[Dataset records]

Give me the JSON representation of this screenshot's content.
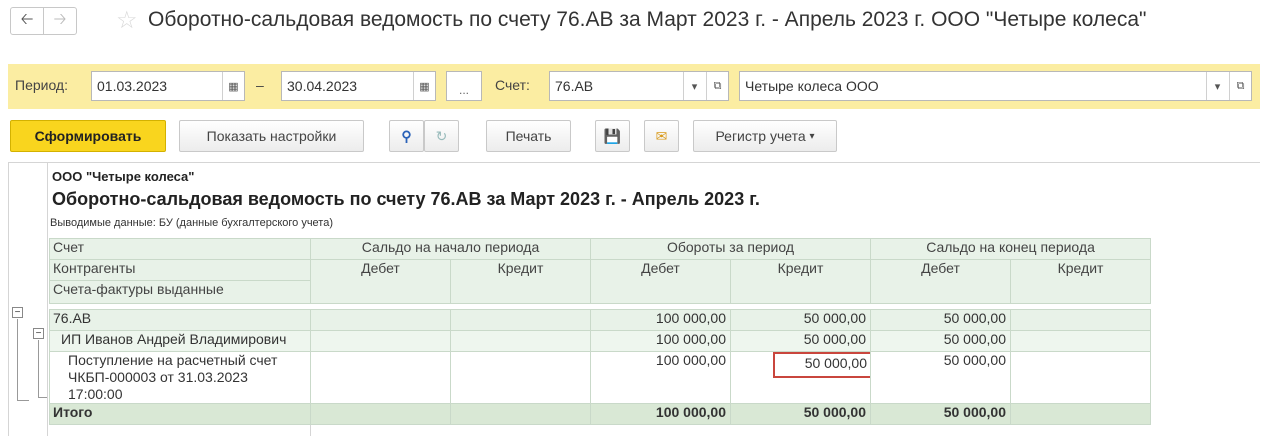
{
  "window": {
    "title": "Оборотно-сальдовая ведомость по счету 76.АВ за Март 2023 г. - Апрель 2023 г. ООО \"Четыре колеса\""
  },
  "params": {
    "period_label": "Период:",
    "date_from": "01.03.2023",
    "dash": "–",
    "date_to": "30.04.2023",
    "dots": "...",
    "account_label": "Счет:",
    "account": "76.АВ",
    "organization": "Четыре колеса ООО"
  },
  "commands": {
    "generate": "Сформировать",
    "show_settings": "Показать настройки",
    "print": "Печать",
    "register": "Регистр учета"
  },
  "report": {
    "org": "ООО \"Четыре колеса\"",
    "title": "Оборотно-сальдовая ведомость по счету 76.АВ за Март 2023 г. - Апрель 2023 г.",
    "note": "Выводимые данные:  БУ (данные бухгалтерского учета)",
    "headers": {
      "col1_row1": "Счет",
      "col1_row2": "Контрагенты",
      "col1_row3": "Счета-фактуры выданные",
      "opening": "Сальдо на начало периода",
      "turnover": "Обороты за период",
      "closing": "Сальдо на конец периода",
      "debit": "Дебет",
      "credit": "Кредит"
    },
    "rows": [
      {
        "name": "76.АВ",
        "open_dt": "",
        "open_kt": "",
        "turn_dt": "100 000,00",
        "turn_kt": "50 000,00",
        "close_dt": "50 000,00",
        "close_kt": ""
      },
      {
        "name": "ИП Иванов Андрей Владимирович",
        "open_dt": "",
        "open_kt": "",
        "turn_dt": "100 000,00",
        "turn_kt": "50 000,00",
        "close_dt": "50 000,00",
        "close_kt": ""
      },
      {
        "name_line1": "Поступление на расчетный счет",
        "name_line2": "ЧКБП-000003 от 31.03.2023",
        "name_line3": "17:00:00",
        "open_dt": "",
        "open_kt": "",
        "turn_dt": "100 000,00",
        "turn_kt": "50 000,00",
        "close_dt": "50 000,00",
        "close_kt": ""
      }
    ],
    "total": {
      "name": "Итого",
      "turn_dt": "100 000,00",
      "turn_kt": "50 000,00",
      "close_dt": "50 000,00"
    }
  }
}
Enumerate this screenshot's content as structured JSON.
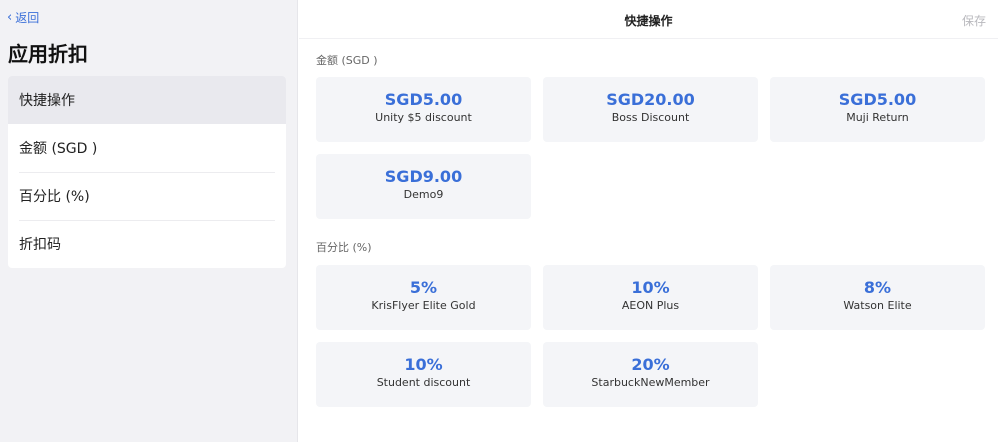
{
  "sidebar": {
    "back_label": "返回",
    "title": "应用折扣",
    "items": [
      {
        "label": "快捷操作",
        "active": true
      },
      {
        "label": "金额 (SGD )",
        "active": false
      },
      {
        "label": "百分比 (%)",
        "active": false
      },
      {
        "label": "折扣码",
        "active": false
      }
    ]
  },
  "header": {
    "title": "快捷操作",
    "save_label": "保存"
  },
  "amount_section": {
    "label": "金额 (SGD )",
    "cards": [
      {
        "value": "SGD5.00",
        "name": "Unity $5 discount"
      },
      {
        "value": "SGD20.00",
        "name": "Boss Discount"
      },
      {
        "value": "SGD5.00",
        "name": "Muji Return"
      },
      {
        "value": "SGD9.00",
        "name": "Demo9"
      }
    ]
  },
  "percent_section": {
    "label": "百分比 (%)",
    "cards": [
      {
        "value": "5%",
        "name": "KrisFlyer Elite Gold"
      },
      {
        "value": "10%",
        "name": "AEON Plus"
      },
      {
        "value": "8%",
        "name": "Watson Elite"
      },
      {
        "value": "10%",
        "name": "Student discount"
      },
      {
        "value": "20%",
        "name": "StarbuckNewMember"
      }
    ]
  },
  "colors": {
    "accent": "#3a6fd8",
    "card_bg": "#f4f5f8",
    "sidebar_bg": "#f2f2f5"
  }
}
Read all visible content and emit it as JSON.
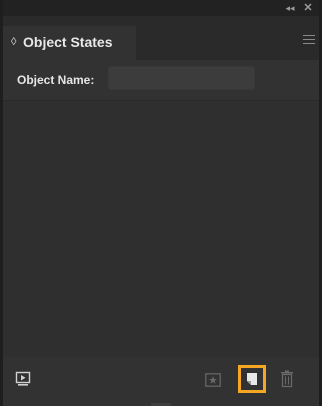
{
  "panel": {
    "topbar": {
      "collapse_icon": "double-chevron-left-icon",
      "close_icon": "close-icon",
      "collapse_glyph": "◂◂",
      "close_glyph": "✕"
    },
    "tab": {
      "icon_glyph": "◊",
      "icon": "sort-arrows-icon",
      "label": "Object States"
    },
    "menu_icon": "hamburger-menu-icon",
    "object_name": {
      "label": "Object Name:",
      "value": "",
      "placeholder": ""
    },
    "footer": {
      "buttons": [
        {
          "name": "preview",
          "icon": "preview-icon"
        },
        {
          "name": "convert-to-state",
          "icon": "star-box-icon",
          "state": "disabled"
        },
        {
          "name": "new-state",
          "icon": "new-page-icon",
          "highlighted": true
        },
        {
          "name": "delete-state",
          "icon": "trash-icon",
          "state": "disabled"
        }
      ]
    },
    "colors": {
      "highlight": "#f5a623",
      "panel_bg": "#323232",
      "text": "#e6e6e6"
    }
  }
}
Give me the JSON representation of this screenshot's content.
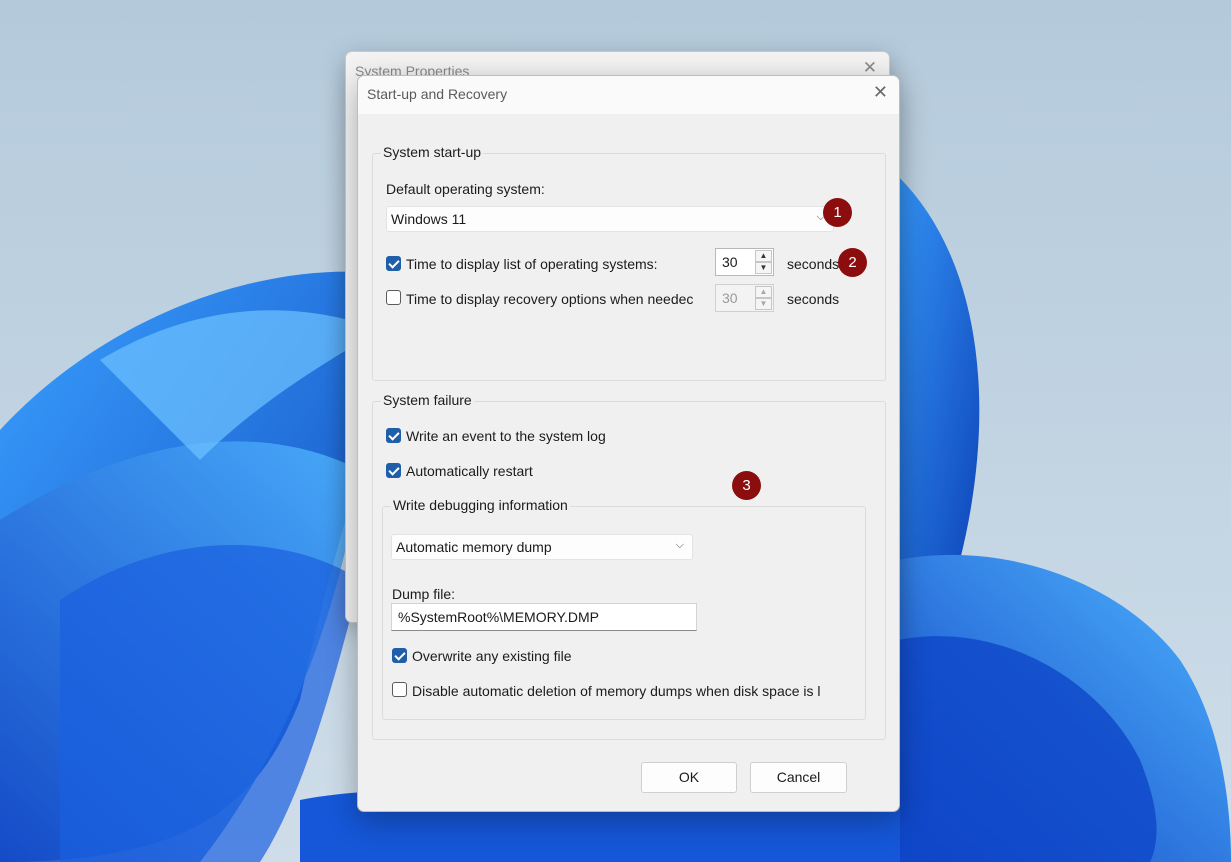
{
  "background_dialog": {
    "title": "System Properties",
    "close_glyph": "✕"
  },
  "dialog": {
    "title": "Start-up and Recovery",
    "close_glyph": "✕",
    "startup": {
      "legend": "System start-up",
      "default_os_label": "Default operating system:",
      "default_os_value": "Windows 11",
      "display_list": {
        "checked": true,
        "label": "Time to display list of operating systems:",
        "value": "30",
        "unit": "seconds"
      },
      "recovery_options": {
        "checked": false,
        "label": "Time to display recovery options when needec",
        "value": "30",
        "unit": "seconds"
      }
    },
    "failure": {
      "legend": "System failure",
      "write_event": {
        "checked": true,
        "label": "Write an event to the system log"
      },
      "auto_restart": {
        "checked": true,
        "label": "Automatically restart"
      },
      "debug": {
        "legend": "Write debugging information",
        "type_value": "Automatic memory dump",
        "dump_file_label": "Dump file:",
        "dump_file_value": "%SystemRoot%\\MEMORY.DMP",
        "overwrite": {
          "checked": true,
          "label": "Overwrite any existing file"
        },
        "disable_deletion": {
          "checked": false,
          "label": "Disable automatic deletion of memory dumps when disk space is l"
        }
      }
    },
    "buttons": {
      "ok": "OK",
      "cancel": "Cancel"
    }
  },
  "annotations": [
    "1",
    "2",
    "3"
  ],
  "colors": {
    "accent": "#1f5ea9",
    "badge": "#8c0d0d",
    "wallpaper_blue": "#1a5fe0"
  },
  "icons": {
    "chevron": "chevron-down-icon",
    "close": "close-icon",
    "spin_up": "spin-up-icon",
    "spin_down": "spin-down-icon"
  }
}
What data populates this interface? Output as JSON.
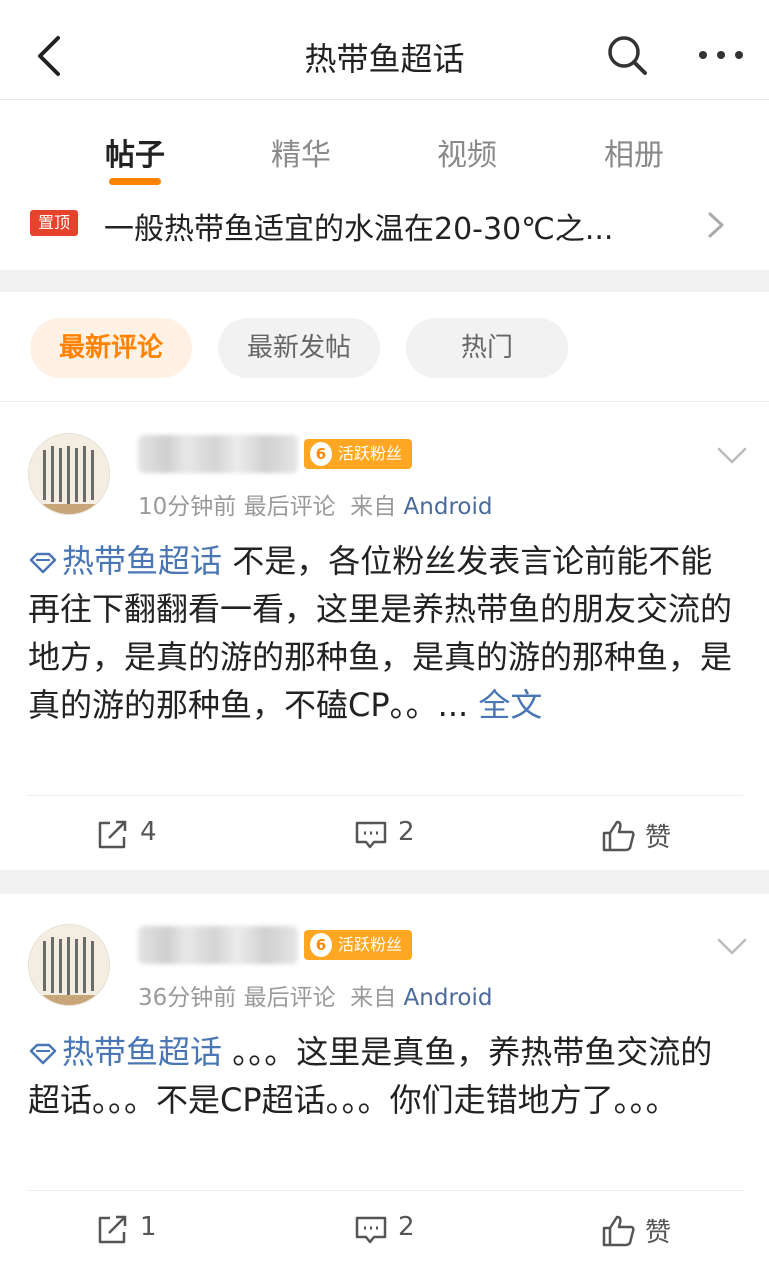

-- Task to carry out --
Output every entry verbatim. Pictures do not belong in the copy.

-- Result of this task --
Give me the JSON representation of this screenshot's content.
{
  "window": {
    "title": "Оборотно-сальдовая ведомость по счету 76.АВ за Март 2023 г. - Апрель 2023 г. ООО \"Четыре колеса\""
  },
  "params": {
    "period_label": "Период:",
    "date_from": "01.03.2023",
    "dash": "–",
    "date_to": "30.04.2023",
    "dots": "...",
    "account_label": "Счет:",
    "account": "76.АВ",
    "organization": "Четыре колеса ООО"
  },
  "commands": {
    "generate": "Сформировать",
    "show_settings": "Показать настройки",
    "print": "Печать",
    "register": "Регистр учета"
  },
  "report": {
    "org": "ООО \"Четыре колеса\"",
    "title": "Оборотно-сальдовая ведомость по счету 76.АВ за Март 2023 г. - Апрель 2023 г.",
    "note": "Выводимые данные:  БУ (данные бухгалтерского учета)",
    "headers": {
      "col1_row1": "Счет",
      "col1_row2": "Контрагенты",
      "col1_row3": "Счета-фактуры выданные",
      "opening": "Сальдо на начало периода",
      "turnover": "Обороты за период",
      "closing": "Сальдо на конец периода",
      "debit": "Дебет",
      "credit": "Кредит"
    },
    "rows": [
      {
        "name": "76.АВ",
        "open_dt": "",
        "open_kt": "",
        "turn_dt": "100 000,00",
        "turn_kt": "50 000,00",
        "close_dt": "50 000,00",
        "close_kt": ""
      },
      {
        "name": "ИП Иванов Андрей Владимирович",
        "open_dt": "",
        "open_kt": "",
        "turn_dt": "100 000,00",
        "turn_kt": "50 000,00",
        "close_dt": "50 000,00",
        "close_kt": ""
      },
      {
        "name_line1": "Поступление на расчетный счет",
        "name_line2": "ЧКБП-000003 от 31.03.2023",
        "name_line3": "17:00:00",
        "open_dt": "",
        "open_kt": "",
        "turn_dt": "100 000,00",
        "turn_kt": "50 000,00",
        "close_dt": "50 000,00",
        "close_kt": ""
      }
    ],
    "total": {
      "name": "Итого",
      "turn_dt": "100 000,00",
      "turn_kt": "50 000,00",
      "close_dt": "50 000,00"
    }
  }
}
Enumerate this screenshot's content as structured JSON.
{
  "sidebar": {
    "back_label": "返回",
    "title": "应用折扣",
    "items": [
      {
        "label": "快捷操作",
        "active": true
      },
      {
        "label": "金额 (SGD )",
        "active": false
      },
      {
        "label": "百分比 (%)",
        "active": false
      },
      {
        "label": "折扣码",
        "active": false
      }
    ]
  },
  "header": {
    "title": "快捷操作",
    "save_label": "保存"
  },
  "amount_section": {
    "label": "金额 (SGD )",
    "cards": [
      {
        "value": "SGD5.00",
        "name": "Unity $5 discount"
      },
      {
        "value": "SGD20.00",
        "name": "Boss Discount"
      },
      {
        "value": "SGD5.00",
        "name": "Muji Return"
      },
      {
        "value": "SGD9.00",
        "name": "Demo9"
      }
    ]
  },
  "percent_section": {
    "label": "百分比 (%)",
    "cards": [
      {
        "value": "5%",
        "name": "KrisFlyer Elite Gold"
      },
      {
        "value": "10%",
        "name": "AEON Plus"
      },
      {
        "value": "8%",
        "name": "Watson Elite"
      },
      {
        "value": "10%",
        "name": "Student discount"
      },
      {
        "value": "20%",
        "name": "StarbuckNewMember"
      }
    ]
  },
  "colors": {
    "accent": "#3a6fd8",
    "card_bg": "#f4f5f8",
    "sidebar_bg": "#f2f2f5"
  }
}
Read all visible content and emit it as JSON.
{
  "panel": {
    "topbar": {
      "collapse_icon": "double-chevron-left-icon",
      "close_icon": "close-icon",
      "collapse_glyph": "◂◂",
      "close_glyph": "✕"
    },
    "tab": {
      "icon_glyph": "◊",
      "icon": "sort-arrows-icon",
      "label": "Object States"
    },
    "menu_icon": "hamburger-menu-icon",
    "object_name": {
      "label": "Object Name:",
      "value": "",
      "placeholder": ""
    },
    "footer": {
      "buttons": [
        {
          "name": "preview",
          "icon": "preview-icon"
        },
        {
          "name": "convert-to-state",
          "icon": "star-box-icon",
          "state": "disabled"
        },
        {
          "name": "new-state",
          "icon": "new-page-icon",
          "highlighted": true
        },
        {
          "name": "delete-state",
          "icon": "trash-icon",
          "state": "disabled"
        }
      ]
    },
    "colors": {
      "highlight": "#f5a623",
      "panel_bg": "#323232",
      "text": "#e6e6e6"
    }
  }
}
Give me the JSON representation of this screenshot's content.
{
  "background_dialog": {
    "title": "System Properties",
    "close_glyph": "✕"
  },
  "dialog": {
    "title": "Start-up and Recovery",
    "close_glyph": "✕",
    "startup": {
      "legend": "System start-up",
      "default_os_label": "Default operating system:",
      "default_os_value": "Windows 11",
      "display_list": {
        "checked": true,
        "label": "Time to display list of operating systems:",
        "value": "30",
        "unit": "seconds"
      },
      "recovery_options": {
        "checked": false,
        "label": "Time to display recovery options when needec",
        "value": "30",
        "unit": "seconds"
      }
    },
    "failure": {
      "legend": "System failure",
      "write_event": {
        "checked": true,
        "label": "Write an event to the system log"
      },
      "auto_restart": {
        "checked": true,
        "label": "Automatically restart"
      },
      "debug": {
        "legend": "Write debugging information",
        "type_value": "Automatic memory dump",
        "dump_file_label": "Dump file:",
        "dump_file_value": "%SystemRoot%\\MEMORY.DMP",
        "overwrite": {
          "checked": true,
          "label": "Overwrite any existing file"
        },
        "disable_deletion": {
          "checked": false,
          "label": "Disable automatic deletion of memory dumps when disk space is l"
        }
      }
    },
    "buttons": {
      "ok": "OK",
      "cancel": "Cancel"
    }
  },
  "annotations": [
    "1",
    "2",
    "3"
  ],
  "colors": {
    "accent": "#1f5ea9",
    "badge": "#8c0d0d",
    "wallpaper_blue": "#1a5fe0"
  },
  "icons": {
    "chevron": "chevron-down-icon",
    "close": "close-icon",
    "spin_up": "spin-up-icon",
    "spin_down": "spin-down-icon"
  }
}
What data populates this interface? Output as JSON.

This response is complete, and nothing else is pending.